* _Assigned task A_
Decide whether each statement agrees with the Domesticated article. Answer yes or no for each, and quote the deciding words of the text. (i) Domesticated is Sébastien Tellier's sixth studio album. (ii) The album was released under Record Makers. (iii) "Stuck in a Summer Love" came out as a single before "Domestic Tasks".
* _Assigned task B_
According to the Domesticated article, when was the album originally scheduled for release?
* _Assigned task C_
Set down, without alteration, the part of the Domesticated article that opens with the words containing "Sébastien Tellier chronology" and closes with "under Record Makers.".

* _Given passage_
┄┄┄┄┄┄┄┄┄┄┄┄┄┄┄┄┄┄┄┄
Studio album by Sébastien Tellier
- Released: 29 May 2020
- Length: 32:03
- Label: Record Makers
- Producer: nit; Jam City; Mind Gamers; Philippe Zdar; Varnish La Piscine;

Sébastien Tellier chronology
| L'Aventura (2014) | Domesticated (2020) | Kiss the Beast (2026) |

Singles from Domesticated
- "A Ballet" Released: 29 January 2020; "Domestic Tasks" Released: 8 April 2020; "Stuck in a Summer Love" Released: 19 May 2020;

= Domesticated (Sébastien Tellier album) =

Domesticated is the seventh studio album by French musician Sébastien Tellier. It was released on 29 May 2020 under Record Makers.

The album was originally scheduled for release at the end of April 2020, but got pushed back to 29 May 2020 due to COVID-19.
┄┄┄┄┄┄┄┄┄┄┄┄┄┄┄┄┄┄┄┄
* _Dataset entries_

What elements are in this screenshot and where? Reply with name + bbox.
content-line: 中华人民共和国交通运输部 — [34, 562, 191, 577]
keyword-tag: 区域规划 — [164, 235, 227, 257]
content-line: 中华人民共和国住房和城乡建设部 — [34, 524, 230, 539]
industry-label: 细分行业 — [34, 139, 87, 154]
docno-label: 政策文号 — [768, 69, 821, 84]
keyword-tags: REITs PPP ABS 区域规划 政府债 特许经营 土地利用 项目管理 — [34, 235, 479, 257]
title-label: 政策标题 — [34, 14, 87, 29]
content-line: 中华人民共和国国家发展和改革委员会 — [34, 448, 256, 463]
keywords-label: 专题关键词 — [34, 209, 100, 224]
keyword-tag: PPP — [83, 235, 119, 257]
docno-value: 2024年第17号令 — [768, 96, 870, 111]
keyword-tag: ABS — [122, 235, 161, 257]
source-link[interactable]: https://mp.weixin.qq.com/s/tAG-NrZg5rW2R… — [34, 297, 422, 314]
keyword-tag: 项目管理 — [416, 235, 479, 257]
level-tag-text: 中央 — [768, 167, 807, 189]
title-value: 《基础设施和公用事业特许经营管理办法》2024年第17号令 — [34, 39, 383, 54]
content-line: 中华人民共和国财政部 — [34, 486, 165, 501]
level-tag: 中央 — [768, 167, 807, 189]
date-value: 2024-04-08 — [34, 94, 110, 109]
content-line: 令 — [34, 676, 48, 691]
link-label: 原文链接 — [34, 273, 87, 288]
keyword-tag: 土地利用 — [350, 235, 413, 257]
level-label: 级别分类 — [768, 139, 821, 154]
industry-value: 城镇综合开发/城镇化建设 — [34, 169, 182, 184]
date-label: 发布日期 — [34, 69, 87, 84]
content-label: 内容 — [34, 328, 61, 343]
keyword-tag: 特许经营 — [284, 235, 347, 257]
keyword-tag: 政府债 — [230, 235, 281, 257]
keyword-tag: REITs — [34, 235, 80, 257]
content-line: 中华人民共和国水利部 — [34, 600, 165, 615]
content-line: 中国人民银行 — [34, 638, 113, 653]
┄┄┄┄┄┄┄┄┄┄┄┄┄┄┄┄┄┄┄┄
* _Response A_
(i) No: "Domesticated is the seventh studio album by French musician Sébastien Tellier."
(ii) Yes: "It was released on 29 May 2020 under Record Makers."
(iii) No: "Domestic Tasks" Released: 8 April 2020; "Stuck in a Summer Love" Released: 19 May 2020

* _Response B_
At the end of April 2020.

* _Response C_
Sébastien Tellier chronology
| L'Aventura (2014) | Domesticated (2020) | Kiss the Beast (2026) |

Singles from Domesticated
- "A Ballet" Released: 29 January 2020; "Domestic Tasks" Released: 8 April 2020; "Stuck in a Summer Love" Released: 19 May 2020;

= Domesticated (Sébastien Tellier album) =

Domesticated is the seventh studio album by French musician Sébastien Tellier. It was released on 29 May 2020 under Record Makers.